## START

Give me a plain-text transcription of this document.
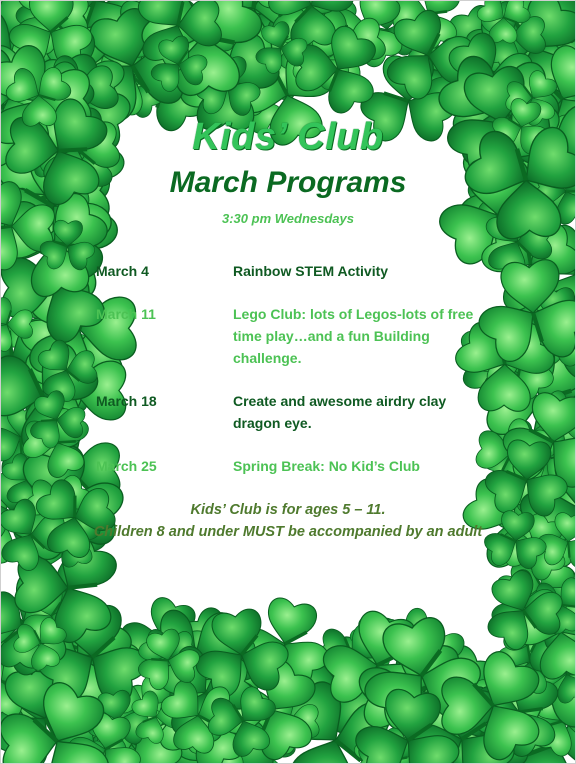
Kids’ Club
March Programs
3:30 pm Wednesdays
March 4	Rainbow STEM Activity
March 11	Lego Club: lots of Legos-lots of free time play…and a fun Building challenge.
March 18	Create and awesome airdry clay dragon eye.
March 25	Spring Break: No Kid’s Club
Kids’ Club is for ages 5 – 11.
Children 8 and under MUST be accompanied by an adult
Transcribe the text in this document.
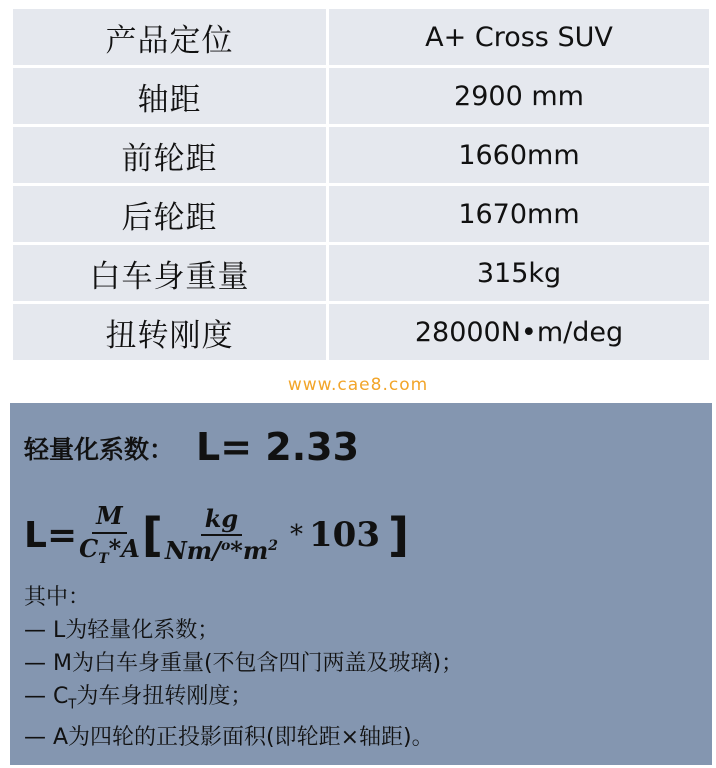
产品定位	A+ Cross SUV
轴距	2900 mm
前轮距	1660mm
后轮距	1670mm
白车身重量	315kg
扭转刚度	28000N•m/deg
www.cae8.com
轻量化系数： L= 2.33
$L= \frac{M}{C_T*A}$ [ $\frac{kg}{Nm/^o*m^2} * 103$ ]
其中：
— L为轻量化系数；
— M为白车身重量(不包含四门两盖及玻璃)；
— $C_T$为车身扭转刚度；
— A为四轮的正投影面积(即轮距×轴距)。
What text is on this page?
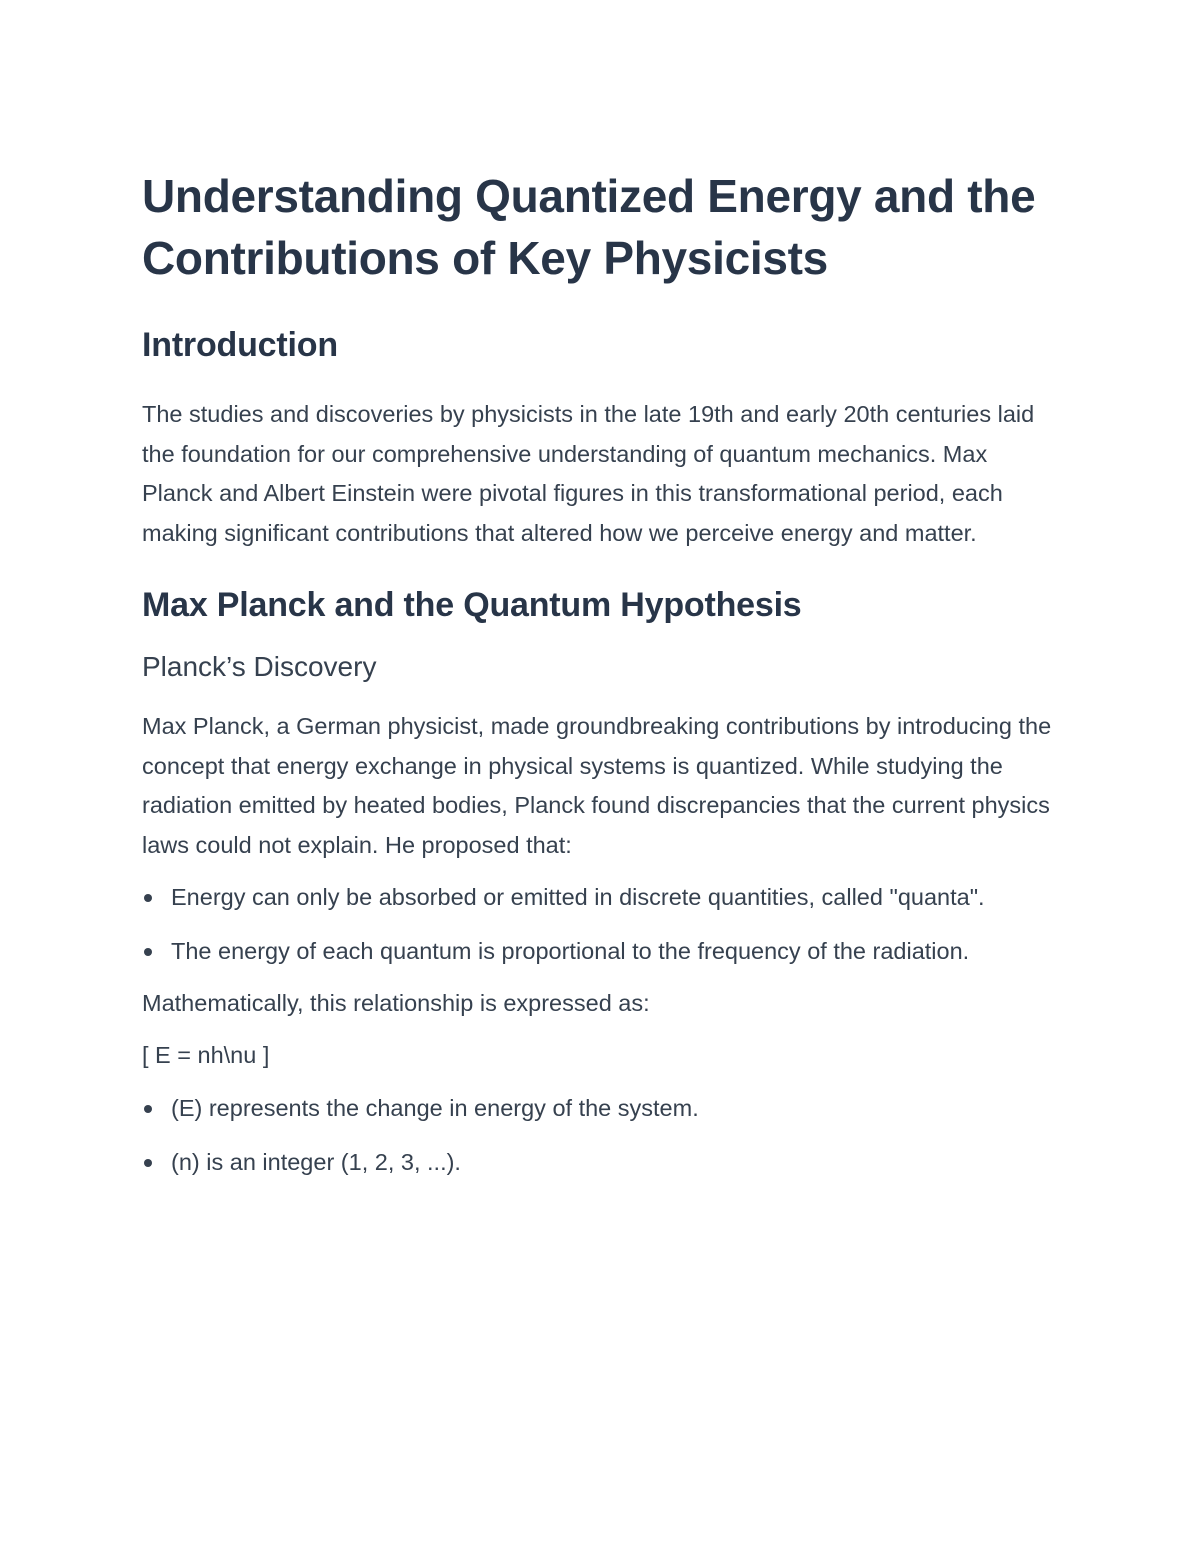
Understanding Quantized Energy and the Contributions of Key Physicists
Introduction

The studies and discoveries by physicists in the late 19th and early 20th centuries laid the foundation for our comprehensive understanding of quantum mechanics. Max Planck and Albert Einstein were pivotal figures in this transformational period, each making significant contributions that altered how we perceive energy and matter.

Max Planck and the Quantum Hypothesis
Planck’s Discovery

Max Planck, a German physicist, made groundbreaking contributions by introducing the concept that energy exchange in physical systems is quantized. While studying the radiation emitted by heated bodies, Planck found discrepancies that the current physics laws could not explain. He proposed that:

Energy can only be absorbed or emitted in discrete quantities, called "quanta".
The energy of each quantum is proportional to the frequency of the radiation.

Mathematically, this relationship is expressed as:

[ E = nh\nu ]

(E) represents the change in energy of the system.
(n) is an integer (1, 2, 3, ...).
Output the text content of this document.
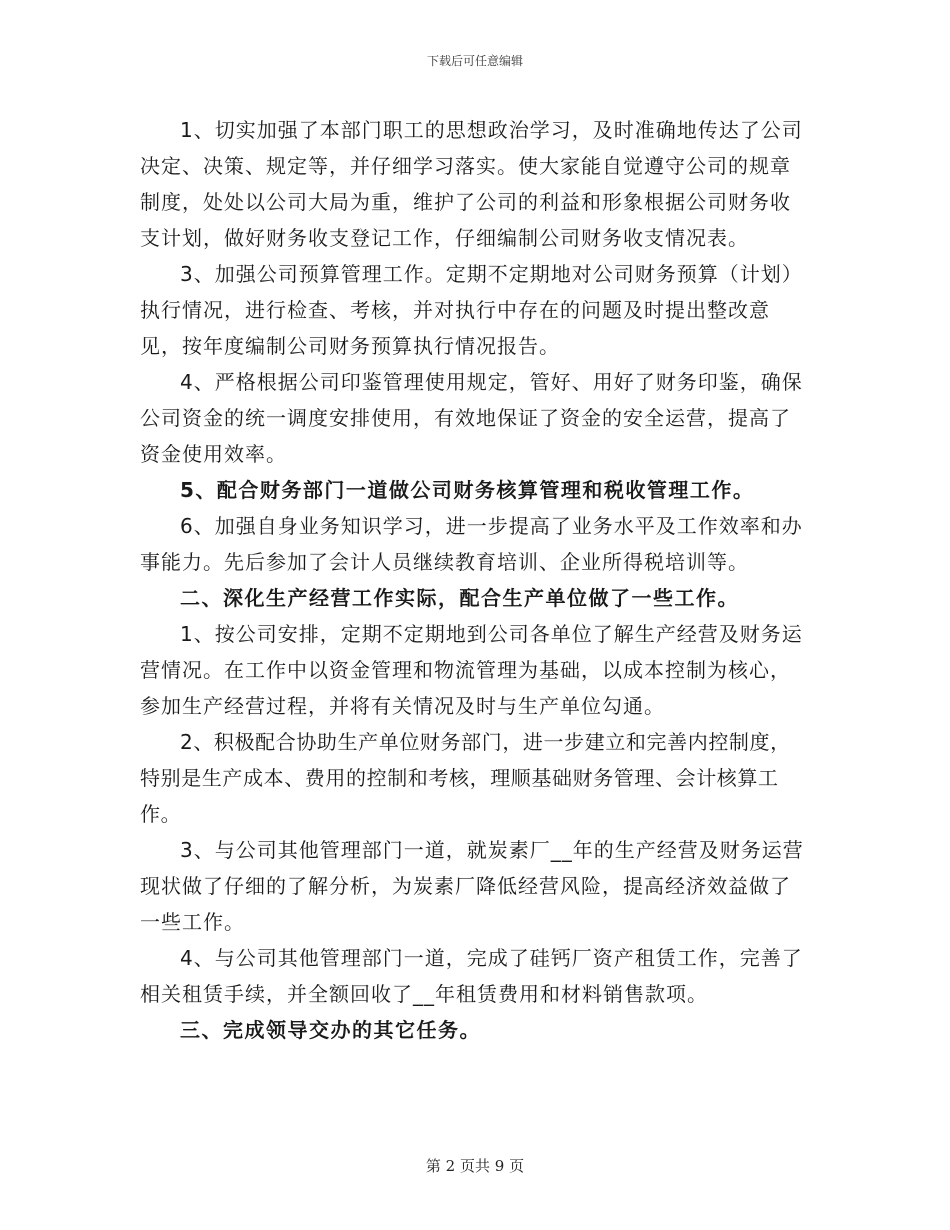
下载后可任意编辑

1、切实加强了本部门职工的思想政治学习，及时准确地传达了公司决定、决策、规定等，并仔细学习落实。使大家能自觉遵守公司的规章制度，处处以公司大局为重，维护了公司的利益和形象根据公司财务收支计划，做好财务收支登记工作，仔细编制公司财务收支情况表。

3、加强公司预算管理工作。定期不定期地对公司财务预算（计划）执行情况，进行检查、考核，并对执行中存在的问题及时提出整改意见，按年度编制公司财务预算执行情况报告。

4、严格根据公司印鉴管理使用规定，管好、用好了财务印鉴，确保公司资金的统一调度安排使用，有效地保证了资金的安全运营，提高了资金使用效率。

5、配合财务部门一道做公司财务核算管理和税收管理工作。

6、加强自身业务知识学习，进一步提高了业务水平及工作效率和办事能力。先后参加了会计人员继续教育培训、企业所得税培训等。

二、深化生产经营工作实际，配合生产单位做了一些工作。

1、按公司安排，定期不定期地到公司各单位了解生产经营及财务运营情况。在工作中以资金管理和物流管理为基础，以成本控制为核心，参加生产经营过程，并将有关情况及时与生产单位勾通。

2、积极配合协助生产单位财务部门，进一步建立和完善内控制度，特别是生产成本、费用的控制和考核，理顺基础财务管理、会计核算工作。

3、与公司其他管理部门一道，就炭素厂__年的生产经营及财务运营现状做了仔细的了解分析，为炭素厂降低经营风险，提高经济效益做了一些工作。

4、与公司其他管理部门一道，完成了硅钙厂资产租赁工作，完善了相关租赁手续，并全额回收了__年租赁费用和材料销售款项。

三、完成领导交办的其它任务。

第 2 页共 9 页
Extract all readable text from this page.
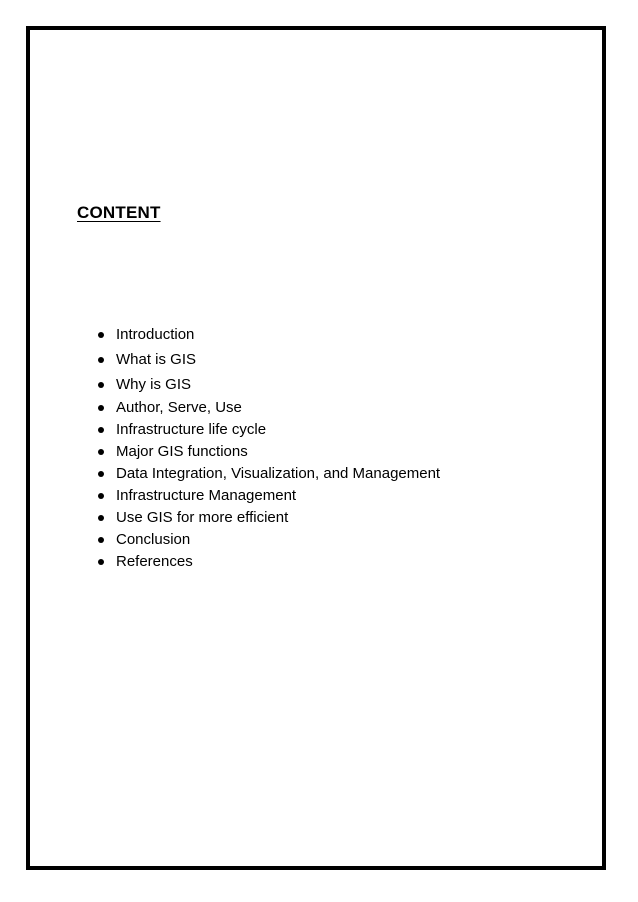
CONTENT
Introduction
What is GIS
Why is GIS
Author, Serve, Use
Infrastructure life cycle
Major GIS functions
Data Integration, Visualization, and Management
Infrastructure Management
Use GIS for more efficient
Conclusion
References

## END

# EXERCISE DESCRIPTION
Print only the lines from the line that contains "Extract all readable text from this page." to the final line of the data, inclusive. Pictures stay out.

# SOLUTION TO THE PROBLEM
Extract all readable text from this page.
CONTENT
Introduction
What is GIS
Why is GIS
Author, Serve, Use
Infrastructure life cycle
Major GIS functions
Data Integration, Visualization, and Management
Infrastructure Management
Use GIS for more efficient
Conclusion
References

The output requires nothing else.